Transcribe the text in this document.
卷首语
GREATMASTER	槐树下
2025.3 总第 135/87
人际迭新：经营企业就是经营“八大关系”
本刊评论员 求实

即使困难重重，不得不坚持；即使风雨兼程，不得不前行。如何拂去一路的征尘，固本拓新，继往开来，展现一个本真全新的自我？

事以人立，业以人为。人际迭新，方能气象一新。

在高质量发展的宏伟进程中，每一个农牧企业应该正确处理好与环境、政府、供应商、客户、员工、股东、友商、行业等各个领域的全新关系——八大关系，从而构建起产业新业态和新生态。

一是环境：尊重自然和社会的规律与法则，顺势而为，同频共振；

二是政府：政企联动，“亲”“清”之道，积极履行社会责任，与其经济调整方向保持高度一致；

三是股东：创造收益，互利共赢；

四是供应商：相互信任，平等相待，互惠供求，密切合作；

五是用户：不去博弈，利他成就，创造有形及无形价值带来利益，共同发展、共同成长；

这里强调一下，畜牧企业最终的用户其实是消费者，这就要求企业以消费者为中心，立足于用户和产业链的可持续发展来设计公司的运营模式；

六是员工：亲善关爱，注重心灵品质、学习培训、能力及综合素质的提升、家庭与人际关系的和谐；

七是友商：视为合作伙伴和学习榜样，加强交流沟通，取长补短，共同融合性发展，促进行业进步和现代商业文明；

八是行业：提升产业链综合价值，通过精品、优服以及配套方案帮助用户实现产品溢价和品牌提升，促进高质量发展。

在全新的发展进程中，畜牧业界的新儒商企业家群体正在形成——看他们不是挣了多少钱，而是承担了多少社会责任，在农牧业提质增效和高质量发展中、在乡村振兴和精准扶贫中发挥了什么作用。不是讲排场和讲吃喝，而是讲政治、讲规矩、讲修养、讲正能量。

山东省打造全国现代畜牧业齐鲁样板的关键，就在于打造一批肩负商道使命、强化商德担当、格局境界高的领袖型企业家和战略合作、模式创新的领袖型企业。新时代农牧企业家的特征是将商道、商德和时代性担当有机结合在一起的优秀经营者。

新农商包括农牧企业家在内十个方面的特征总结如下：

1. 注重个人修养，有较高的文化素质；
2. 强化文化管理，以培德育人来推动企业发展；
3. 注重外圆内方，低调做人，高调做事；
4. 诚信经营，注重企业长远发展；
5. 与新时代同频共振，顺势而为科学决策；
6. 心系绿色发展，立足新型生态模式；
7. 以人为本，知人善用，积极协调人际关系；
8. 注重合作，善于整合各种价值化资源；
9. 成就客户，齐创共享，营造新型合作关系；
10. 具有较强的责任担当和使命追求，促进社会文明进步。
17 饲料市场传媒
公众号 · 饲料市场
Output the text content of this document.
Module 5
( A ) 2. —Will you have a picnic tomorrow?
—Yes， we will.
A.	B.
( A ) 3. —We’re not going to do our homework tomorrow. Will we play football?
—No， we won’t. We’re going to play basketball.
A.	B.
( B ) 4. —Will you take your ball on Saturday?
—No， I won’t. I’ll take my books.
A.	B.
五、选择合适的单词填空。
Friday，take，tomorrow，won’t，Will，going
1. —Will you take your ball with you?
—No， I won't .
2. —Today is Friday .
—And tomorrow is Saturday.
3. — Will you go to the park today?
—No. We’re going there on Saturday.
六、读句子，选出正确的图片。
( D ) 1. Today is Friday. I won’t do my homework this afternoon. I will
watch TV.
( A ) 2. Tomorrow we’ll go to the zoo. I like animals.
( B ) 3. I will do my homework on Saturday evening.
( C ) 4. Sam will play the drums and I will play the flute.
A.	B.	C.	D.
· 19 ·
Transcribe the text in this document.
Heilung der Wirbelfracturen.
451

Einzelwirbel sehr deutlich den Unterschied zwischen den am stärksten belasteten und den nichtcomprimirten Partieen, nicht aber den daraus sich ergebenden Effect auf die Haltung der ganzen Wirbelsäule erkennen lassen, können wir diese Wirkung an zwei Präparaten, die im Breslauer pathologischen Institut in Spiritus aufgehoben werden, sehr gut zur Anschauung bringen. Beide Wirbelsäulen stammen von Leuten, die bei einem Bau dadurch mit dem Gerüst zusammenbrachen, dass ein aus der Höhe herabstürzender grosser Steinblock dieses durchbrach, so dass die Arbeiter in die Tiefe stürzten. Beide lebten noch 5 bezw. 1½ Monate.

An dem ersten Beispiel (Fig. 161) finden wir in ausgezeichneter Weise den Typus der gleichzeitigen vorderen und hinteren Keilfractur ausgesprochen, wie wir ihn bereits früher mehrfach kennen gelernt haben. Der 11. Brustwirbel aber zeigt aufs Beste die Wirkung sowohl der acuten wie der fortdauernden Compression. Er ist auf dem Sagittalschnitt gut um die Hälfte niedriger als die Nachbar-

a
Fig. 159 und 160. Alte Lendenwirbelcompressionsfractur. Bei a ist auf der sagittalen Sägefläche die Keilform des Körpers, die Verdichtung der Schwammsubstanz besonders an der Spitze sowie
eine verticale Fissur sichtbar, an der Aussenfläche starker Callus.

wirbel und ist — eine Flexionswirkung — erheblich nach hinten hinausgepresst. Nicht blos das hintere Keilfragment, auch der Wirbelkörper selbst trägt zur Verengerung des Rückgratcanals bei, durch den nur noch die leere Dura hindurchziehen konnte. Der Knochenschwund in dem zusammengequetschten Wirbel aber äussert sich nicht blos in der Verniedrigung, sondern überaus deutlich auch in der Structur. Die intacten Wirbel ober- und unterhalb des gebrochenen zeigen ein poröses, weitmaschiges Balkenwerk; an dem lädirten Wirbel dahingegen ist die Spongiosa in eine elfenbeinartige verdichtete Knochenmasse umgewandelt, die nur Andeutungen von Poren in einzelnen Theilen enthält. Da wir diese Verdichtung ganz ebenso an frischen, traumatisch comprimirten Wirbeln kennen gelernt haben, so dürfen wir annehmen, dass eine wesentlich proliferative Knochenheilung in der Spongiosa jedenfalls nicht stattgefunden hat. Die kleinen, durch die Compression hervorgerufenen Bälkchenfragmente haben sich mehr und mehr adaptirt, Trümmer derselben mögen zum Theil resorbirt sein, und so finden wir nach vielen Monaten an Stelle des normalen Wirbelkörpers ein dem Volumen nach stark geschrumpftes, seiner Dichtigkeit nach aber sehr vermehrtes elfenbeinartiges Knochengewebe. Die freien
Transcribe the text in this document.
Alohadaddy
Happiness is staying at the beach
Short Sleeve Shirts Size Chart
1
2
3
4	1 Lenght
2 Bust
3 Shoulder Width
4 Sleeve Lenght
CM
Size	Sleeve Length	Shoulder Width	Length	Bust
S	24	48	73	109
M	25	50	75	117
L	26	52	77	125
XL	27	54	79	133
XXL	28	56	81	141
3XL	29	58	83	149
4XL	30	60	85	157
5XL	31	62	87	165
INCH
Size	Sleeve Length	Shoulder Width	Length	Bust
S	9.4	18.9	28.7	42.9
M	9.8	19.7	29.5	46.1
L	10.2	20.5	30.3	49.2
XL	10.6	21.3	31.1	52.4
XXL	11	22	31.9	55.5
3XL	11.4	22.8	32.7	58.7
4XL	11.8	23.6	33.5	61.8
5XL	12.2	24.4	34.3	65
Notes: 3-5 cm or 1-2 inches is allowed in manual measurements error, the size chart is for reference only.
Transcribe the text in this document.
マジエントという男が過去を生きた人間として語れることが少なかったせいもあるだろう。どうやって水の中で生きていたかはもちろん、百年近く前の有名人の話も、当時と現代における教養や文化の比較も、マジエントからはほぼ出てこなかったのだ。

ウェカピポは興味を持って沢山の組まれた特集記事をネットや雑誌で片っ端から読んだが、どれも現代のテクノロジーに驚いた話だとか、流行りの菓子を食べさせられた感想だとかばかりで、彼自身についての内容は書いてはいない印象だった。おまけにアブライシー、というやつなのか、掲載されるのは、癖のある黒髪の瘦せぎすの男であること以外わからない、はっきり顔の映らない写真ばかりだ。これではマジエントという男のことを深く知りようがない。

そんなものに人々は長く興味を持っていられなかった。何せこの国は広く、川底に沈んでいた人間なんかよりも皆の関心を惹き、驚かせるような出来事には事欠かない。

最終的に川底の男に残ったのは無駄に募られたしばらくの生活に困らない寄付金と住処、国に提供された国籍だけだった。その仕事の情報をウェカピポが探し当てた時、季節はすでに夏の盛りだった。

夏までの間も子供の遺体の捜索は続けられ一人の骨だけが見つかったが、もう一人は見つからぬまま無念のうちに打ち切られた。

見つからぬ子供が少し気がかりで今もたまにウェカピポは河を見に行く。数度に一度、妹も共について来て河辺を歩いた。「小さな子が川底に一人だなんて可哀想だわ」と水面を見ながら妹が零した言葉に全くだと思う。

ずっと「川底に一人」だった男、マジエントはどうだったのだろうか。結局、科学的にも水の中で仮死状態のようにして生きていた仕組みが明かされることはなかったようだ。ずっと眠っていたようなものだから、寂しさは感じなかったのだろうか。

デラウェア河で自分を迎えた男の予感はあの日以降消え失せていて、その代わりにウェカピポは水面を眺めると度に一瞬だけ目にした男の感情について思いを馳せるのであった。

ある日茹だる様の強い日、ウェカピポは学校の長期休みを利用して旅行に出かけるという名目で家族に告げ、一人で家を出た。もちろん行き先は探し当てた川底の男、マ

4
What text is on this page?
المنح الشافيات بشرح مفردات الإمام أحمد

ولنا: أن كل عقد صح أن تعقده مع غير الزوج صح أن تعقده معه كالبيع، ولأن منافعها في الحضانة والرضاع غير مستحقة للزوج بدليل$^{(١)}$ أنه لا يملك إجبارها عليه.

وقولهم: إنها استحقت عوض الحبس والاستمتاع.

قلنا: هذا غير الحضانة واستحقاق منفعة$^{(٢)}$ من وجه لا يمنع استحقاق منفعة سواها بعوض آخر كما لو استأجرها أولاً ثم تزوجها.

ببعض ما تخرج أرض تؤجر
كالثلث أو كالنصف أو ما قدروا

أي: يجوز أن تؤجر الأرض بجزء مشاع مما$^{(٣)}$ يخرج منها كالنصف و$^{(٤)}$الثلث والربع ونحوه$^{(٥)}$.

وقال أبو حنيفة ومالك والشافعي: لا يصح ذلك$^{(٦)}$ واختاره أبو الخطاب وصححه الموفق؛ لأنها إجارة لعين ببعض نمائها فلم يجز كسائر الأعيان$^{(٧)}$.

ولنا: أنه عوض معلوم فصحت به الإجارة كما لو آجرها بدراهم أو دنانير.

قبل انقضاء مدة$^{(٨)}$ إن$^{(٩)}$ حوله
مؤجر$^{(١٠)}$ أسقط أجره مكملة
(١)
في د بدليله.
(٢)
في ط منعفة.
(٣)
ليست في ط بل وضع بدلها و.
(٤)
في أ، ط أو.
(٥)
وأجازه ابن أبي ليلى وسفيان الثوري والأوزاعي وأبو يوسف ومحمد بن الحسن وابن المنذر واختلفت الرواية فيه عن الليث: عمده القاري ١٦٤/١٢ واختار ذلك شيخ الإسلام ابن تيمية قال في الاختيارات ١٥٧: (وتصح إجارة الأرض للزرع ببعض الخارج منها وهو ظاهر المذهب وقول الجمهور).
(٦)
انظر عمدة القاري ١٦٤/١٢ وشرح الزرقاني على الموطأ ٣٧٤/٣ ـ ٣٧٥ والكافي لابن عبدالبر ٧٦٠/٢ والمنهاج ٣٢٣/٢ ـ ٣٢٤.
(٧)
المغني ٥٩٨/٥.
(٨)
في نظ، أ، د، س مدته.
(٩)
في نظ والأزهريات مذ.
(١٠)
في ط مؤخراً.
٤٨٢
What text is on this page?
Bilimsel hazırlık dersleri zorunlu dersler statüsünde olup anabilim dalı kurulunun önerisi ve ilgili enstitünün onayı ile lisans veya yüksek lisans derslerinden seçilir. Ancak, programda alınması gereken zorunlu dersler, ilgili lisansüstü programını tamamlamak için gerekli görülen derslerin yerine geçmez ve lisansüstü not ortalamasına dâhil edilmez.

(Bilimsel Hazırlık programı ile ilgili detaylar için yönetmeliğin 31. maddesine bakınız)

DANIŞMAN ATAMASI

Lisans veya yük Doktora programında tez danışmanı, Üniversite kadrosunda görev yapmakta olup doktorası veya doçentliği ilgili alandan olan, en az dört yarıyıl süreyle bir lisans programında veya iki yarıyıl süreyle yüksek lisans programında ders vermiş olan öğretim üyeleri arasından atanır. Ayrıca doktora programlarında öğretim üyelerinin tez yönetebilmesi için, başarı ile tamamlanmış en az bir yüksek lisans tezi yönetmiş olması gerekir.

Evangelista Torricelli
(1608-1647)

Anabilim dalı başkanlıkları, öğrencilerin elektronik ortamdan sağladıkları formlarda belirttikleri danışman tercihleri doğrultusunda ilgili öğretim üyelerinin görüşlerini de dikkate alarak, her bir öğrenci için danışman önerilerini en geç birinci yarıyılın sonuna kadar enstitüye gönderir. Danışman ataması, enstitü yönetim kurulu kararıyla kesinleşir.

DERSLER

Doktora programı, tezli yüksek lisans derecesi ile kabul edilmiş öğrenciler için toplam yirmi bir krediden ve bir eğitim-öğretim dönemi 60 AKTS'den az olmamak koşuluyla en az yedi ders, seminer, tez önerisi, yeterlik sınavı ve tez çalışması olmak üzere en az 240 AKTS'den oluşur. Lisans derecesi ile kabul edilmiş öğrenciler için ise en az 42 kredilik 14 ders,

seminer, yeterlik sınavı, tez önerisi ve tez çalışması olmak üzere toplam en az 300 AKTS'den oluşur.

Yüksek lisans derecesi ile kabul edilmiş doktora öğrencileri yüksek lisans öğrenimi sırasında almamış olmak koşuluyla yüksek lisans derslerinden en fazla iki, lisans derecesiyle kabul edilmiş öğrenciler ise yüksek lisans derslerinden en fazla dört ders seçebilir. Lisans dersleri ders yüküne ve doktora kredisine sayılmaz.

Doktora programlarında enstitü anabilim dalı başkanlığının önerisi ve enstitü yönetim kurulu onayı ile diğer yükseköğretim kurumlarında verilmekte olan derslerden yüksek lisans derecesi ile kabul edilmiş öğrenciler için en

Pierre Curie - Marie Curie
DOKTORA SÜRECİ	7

------------------------

* _Request_: Go through the entries and return each line where the word "ولنا" appears.

* _Solution to this problem_:
ولنا: أن كل عقد صح أن تعقده مع غير الزوج صح أن تعقده معه كالبيع، ولأن منافعها في الحضانة والرضاع غير مستحقة للزوج بدليل$^{(١)}$ أنه لا يملك إجبارها عليه.
ولنا: أنه عوض معلوم فصحت به الإجارة كما لو آجرها بدراهم أو دنانير.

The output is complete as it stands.